WORK TO COMPLETE: Give the number of lines holding the string "title", and nothing else.

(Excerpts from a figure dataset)
%%
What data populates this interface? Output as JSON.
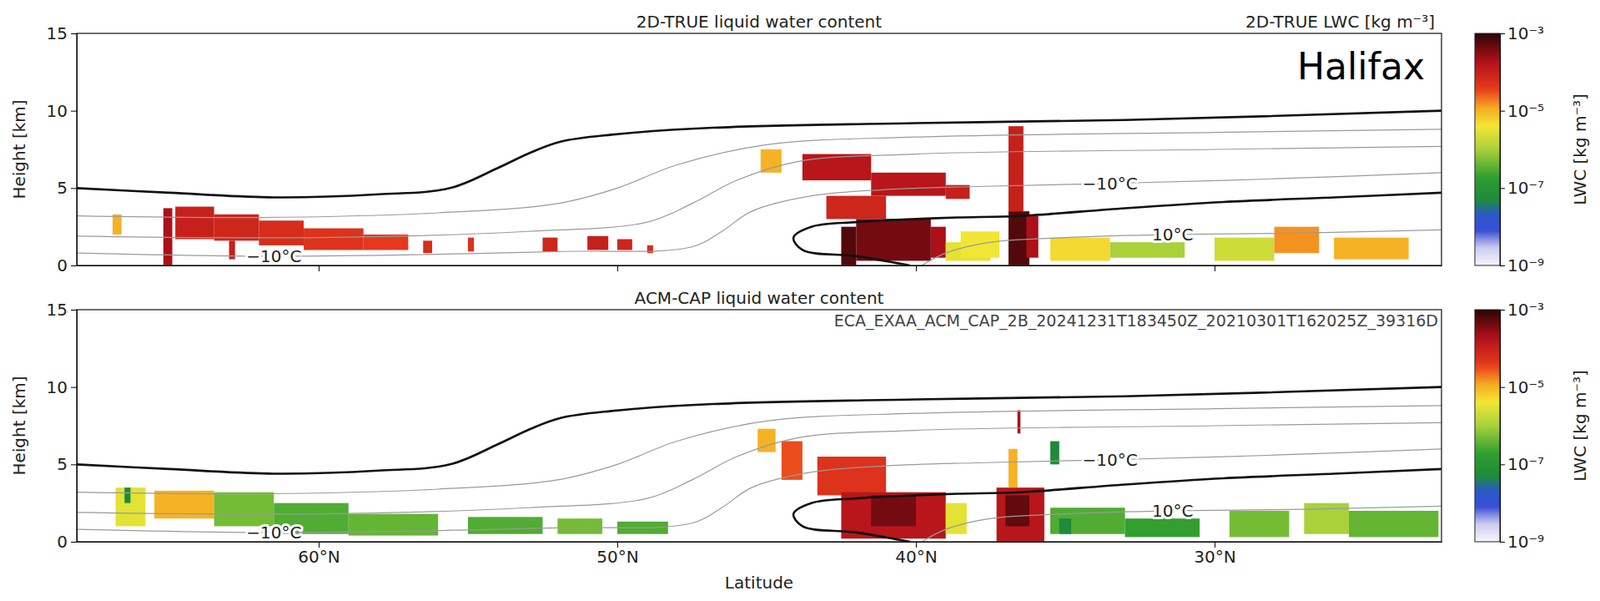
{
  "chart_data": [
    {
      "type": "heatmap",
      "title": "2D-TRUE liquid water content",
      "ylabel": "Height [km]",
      "xlim": [
        68.1,
        22.4
      ],
      "ylim": [
        0,
        15
      ],
      "xticks": [
        60,
        50,
        40,
        30
      ],
      "yticks": [
        0,
        5,
        10,
        15
      ],
      "tick_labels": "y",
      "annotations": [
        {
          "text": "Halifax"
        }
      ],
      "colorbar": {
        "title": "2D-TRUE LWC [kg m⁻³]",
        "label": "LWC [kg m⁻³]",
        "range": [
          1e-09,
          0.001
        ],
        "ticks": [
          {
            "value": 0.001,
            "label": "10⁻³"
          },
          {
            "value": 1e-05,
            "label": "10⁻⁵"
          },
          {
            "value": 1e-07,
            "label": "10⁻⁷"
          },
          {
            "value": 1e-09,
            "label": "10⁻⁹"
          }
        ]
      },
      "cells": [
        [
          66.9,
          66.6,
          2.0,
          3.3,
          1e-05
        ],
        [
          65.2,
          64.9,
          0.0,
          3.7,
          0.0002
        ],
        [
          64.8,
          63.5,
          1.7,
          3.8,
          0.0001
        ],
        [
          63.5,
          62.0,
          1.6,
          3.3,
          8e-05
        ],
        [
          63.0,
          62.8,
          0.4,
          1.6,
          0.0001
        ],
        [
          62.0,
          60.5,
          1.3,
          2.9,
          6e-05
        ],
        [
          60.5,
          58.5,
          1.0,
          2.4,
          5e-05
        ],
        [
          58.5,
          57.0,
          1.0,
          2.0,
          4e-05
        ],
        [
          56.5,
          56.2,
          0.8,
          1.6,
          6e-05
        ],
        [
          55.0,
          54.8,
          0.9,
          1.8,
          5e-05
        ],
        [
          52.5,
          52.0,
          0.9,
          1.8,
          8e-05
        ],
        [
          51.0,
          50.3,
          1.0,
          1.9,
          0.0001
        ],
        [
          50.0,
          49.5,
          1.0,
          1.7,
          8e-05
        ],
        [
          49.0,
          48.8,
          0.8,
          1.3,
          6e-05
        ],
        [
          45.2,
          44.5,
          6.0,
          7.5,
          1e-05
        ],
        [
          43.8,
          41.5,
          5.5,
          7.2,
          0.00015
        ],
        [
          41.5,
          39.0,
          4.5,
          6.0,
          0.00015
        ],
        [
          39.0,
          38.2,
          4.3,
          5.2,
          0.0001
        ],
        [
          43.0,
          41.0,
          3.0,
          4.5,
          8e-05
        ],
        [
          42.0,
          39.5,
          0.3,
          3.0,
          0.0004
        ],
        [
          42.5,
          42.0,
          0.0,
          2.5,
          0.0006
        ],
        [
          39.5,
          39.0,
          0.5,
          2.5,
          0.0002
        ],
        [
          39.0,
          37.5,
          0.3,
          1.5,
          3e-06
        ],
        [
          38.5,
          37.2,
          0.5,
          2.2,
          4e-06
        ],
        [
          36.9,
          36.4,
          3.5,
          9.0,
          0.0001
        ],
        [
          36.9,
          36.2,
          0.0,
          3.5,
          0.0006
        ],
        [
          36.3,
          35.9,
          0.5,
          3.2,
          0.0002
        ],
        [
          35.5,
          33.5,
          0.3,
          1.8,
          5e-06
        ],
        [
          33.5,
          31.0,
          0.5,
          1.5,
          1e-06
        ],
        [
          30.0,
          28.0,
          0.3,
          1.8,
          2e-06
        ],
        [
          28.0,
          26.5,
          0.8,
          2.5,
          1.5e-05
        ],
        [
          26.0,
          23.5,
          0.4,
          1.8,
          1e-05
        ]
      ],
      "contours": [
        {
          "x": [
            68.1,
            65,
            61.5,
            58,
            55.6,
            54,
            52.9,
            51.9,
            50.2,
            46.8,
            40,
            33,
            22.4
          ],
          "y": [
            5.0,
            4.7,
            4.4,
            4.6,
            5.0,
            6.3,
            7.3,
            8.0,
            8.45,
            8.9,
            9.2,
            9.4,
            10.0
          ],
          "line_style": "thick"
        },
        {
          "x": [
            22.4,
            26,
            29.7,
            33,
            36.5,
            38.6,
            40,
            42,
            43.5,
            44.1,
            43.8,
            42,
            40.2
          ],
          "y": [
            4.7,
            4.4,
            4.1,
            3.7,
            3.2,
            3.1,
            3.0,
            2.8,
            2.5,
            1.8,
            1.0,
            0.6,
            0.0
          ],
          "line_style": "thick"
        },
        {
          "x": [
            22.4,
            30,
            40,
            45,
            48,
            50,
            52,
            56,
            62,
            68.1
          ],
          "y": [
            8.8,
            8.6,
            8.3,
            7.8,
            6.5,
            5.0,
            4.0,
            3.4,
            3.1,
            3.2
          ],
          "line_style": "thin"
        },
        {
          "x": [
            22.4,
            30,
            40,
            44,
            46,
            47.5,
            49,
            53,
            60,
            68.1
          ],
          "y": [
            7.7,
            7.5,
            7.2,
            6.7,
            5.5,
            4.0,
            2.8,
            2.2,
            1.8,
            1.9
          ],
          "line_style": "thin"
        },
        {
          "x": [
            22.4,
            28,
            33.5,
            38,
            41,
            43.5,
            45.5,
            46.5,
            47.5,
            52,
            61.5,
            68.1
          ],
          "y": [
            6.0,
            5.6,
            5.3,
            5.1,
            4.9,
            4.5,
            3.5,
            2.2,
            1.2,
            0.9,
            0.6,
            0.8
          ],
          "line_style": "thin"
        },
        {
          "x": [
            22.4,
            27,
            31.4,
            35,
            37.5,
            39,
            39.8
          ],
          "y": [
            2.3,
            2.1,
            2.0,
            1.8,
            1.5,
            0.8,
            0.0
          ],
          "line_style": "thin"
        }
      ],
      "contour_labels": [
        {
          "text": "−10°C",
          "x": 33.5,
          "y": 5.3
        },
        {
          "text": "10°C",
          "x": 31.4,
          "y": 2.0
        },
        {
          "text": "−10°C",
          "x": 61.5,
          "y": 0.6
        }
      ]
    },
    {
      "type": "heatmap",
      "title": "ACM-CAP liquid water content",
      "xlabel": "Latitude",
      "ylabel": "Height [km]",
      "xlim": [
        68.1,
        22.4
      ],
      "ylim": [
        0,
        15
      ],
      "xticks": [
        {
          "value": 60,
          "label": "60°N"
        },
        {
          "value": 50,
          "label": "50°N"
        },
        {
          "value": 40,
          "label": "40°N"
        },
        {
          "value": 30,
          "label": "30°N"
        }
      ],
      "yticks": [
        0,
        5,
        10,
        15
      ],
      "annotations": [
        {
          "text": "ECA_EXAA_ACM_CAP_2B_20241231T183450Z_20210301T162025Z_39316D"
        }
      ],
      "colorbar": {
        "label": "LWC [kg m⁻³]",
        "range": [
          1e-09,
          0.001
        ],
        "ticks": [
          {
            "value": 0.001,
            "label": "10⁻³"
          },
          {
            "value": 1e-05,
            "label": "10⁻⁵"
          },
          {
            "value": 1e-07,
            "label": "10⁻⁷"
          },
          {
            "value": 1e-09,
            "label": "10⁻⁹"
          }
        ]
      },
      "cells": [
        [
          66.8,
          65.8,
          1.0,
          3.5,
          3e-06
        ],
        [
          66.5,
          66.3,
          2.5,
          3.5,
          5e-08
        ],
        [
          65.5,
          63.5,
          1.5,
          3.3,
          1e-05
        ],
        [
          63.5,
          61.5,
          1.0,
          3.2,
          5e-07
        ],
        [
          61.5,
          59.0,
          0.5,
          2.5,
          3e-07
        ],
        [
          59.0,
          56.0,
          0.4,
          1.8,
          4e-07
        ],
        [
          55.0,
          52.5,
          0.5,
          1.6,
          3e-07
        ],
        [
          52.0,
          50.5,
          0.5,
          1.5,
          5e-07
        ],
        [
          50.0,
          48.3,
          0.5,
          1.3,
          3e-07
        ],
        [
          45.3,
          44.7,
          5.8,
          7.3,
          1e-05
        ],
        [
          44.5,
          43.8,
          4.0,
          6.5,
          3e-05
        ],
        [
          43.3,
          41.0,
          3.0,
          5.5,
          5e-05
        ],
        [
          42.5,
          39.0,
          0.2,
          3.2,
          0.00015
        ],
        [
          41.5,
          40.0,
          1.0,
          3.0,
          0.0004
        ],
        [
          39.0,
          38.3,
          0.5,
          2.5,
          3e-06
        ],
        [
          37.3,
          35.7,
          0.0,
          3.5,
          0.00015
        ],
        [
          37.0,
          36.2,
          1.0,
          3.0,
          0.0005
        ],
        [
          36.9,
          36.6,
          3.5,
          6.0,
          1e-05
        ],
        [
          36.6,
          36.5,
          7.0,
          8.5,
          0.0002
        ],
        [
          35.5,
          35.2,
          5.0,
          6.5,
          5e-08
        ],
        [
          35.5,
          33.0,
          0.5,
          2.2,
          3e-07
        ],
        [
          35.2,
          34.8,
          0.5,
          1.5,
          5e-08
        ],
        [
          33.0,
          30.5,
          0.3,
          1.5,
          2e-07
        ],
        [
          29.5,
          27.5,
          0.3,
          2.0,
          5e-07
        ],
        [
          27.0,
          25.5,
          0.5,
          2.5,
          1e-06
        ],
        [
          25.5,
          22.5,
          0.3,
          2.0,
          4e-07
        ]
      ],
      "contours": [
        {
          "x": [
            68.1,
            65,
            61.5,
            58,
            55.6,
            54,
            52.9,
            51.9,
            50.2,
            46.8,
            40,
            33,
            22.4
          ],
          "y": [
            5.0,
            4.7,
            4.4,
            4.6,
            5.0,
            6.3,
            7.3,
            8.0,
            8.45,
            8.9,
            9.2,
            9.4,
            10.0
          ],
          "line_style": "thick"
        },
        {
          "x": [
            22.4,
            26,
            29.7,
            33,
            36.5,
            38.6,
            40,
            42,
            43.5,
            44.1,
            43.8,
            42,
            40.2
          ],
          "y": [
            4.7,
            4.4,
            4.1,
            3.7,
            3.2,
            3.1,
            3.0,
            2.8,
            2.5,
            1.8,
            1.0,
            0.6,
            0.0
          ],
          "line_style": "thick"
        },
        {
          "x": [
            22.4,
            30,
            40,
            45,
            48,
            50,
            52,
            56,
            62,
            68.1
          ],
          "y": [
            8.8,
            8.6,
            8.3,
            7.8,
            6.5,
            5.0,
            4.0,
            3.4,
            3.1,
            3.2
          ],
          "line_style": "thin"
        },
        {
          "x": [
            22.4,
            30,
            40,
            44,
            46,
            47.5,
            49,
            53,
            60,
            68.1
          ],
          "y": [
            7.7,
            7.5,
            7.2,
            6.7,
            5.5,
            4.0,
            2.8,
            2.2,
            1.8,
            1.9
          ],
          "line_style": "thin"
        },
        {
          "x": [
            22.4,
            28,
            33.5,
            38,
            41,
            43.5,
            45.5,
            46.5,
            47.5,
            52,
            61.5,
            68.1
          ],
          "y": [
            6.0,
            5.6,
            5.3,
            5.1,
            4.9,
            4.5,
            3.5,
            2.2,
            1.2,
            0.9,
            0.6,
            0.8
          ],
          "line_style": "thin"
        },
        {
          "x": [
            22.4,
            27,
            31.4,
            35,
            37.5,
            39,
            39.8
          ],
          "y": [
            2.3,
            2.1,
            2.0,
            1.8,
            1.5,
            0.8,
            0.0
          ],
          "line_style": "thin"
        }
      ],
      "contour_labels": [
        {
          "text": "−10°C",
          "x": 33.5,
          "y": 5.3
        },
        {
          "text": "10°C",
          "x": 31.4,
          "y": 2.0
        },
        {
          "text": "−10°C",
          "x": 61.5,
          "y": 0.6
        }
      ]
    }
  ]
}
%%
TASK ANSWER: 3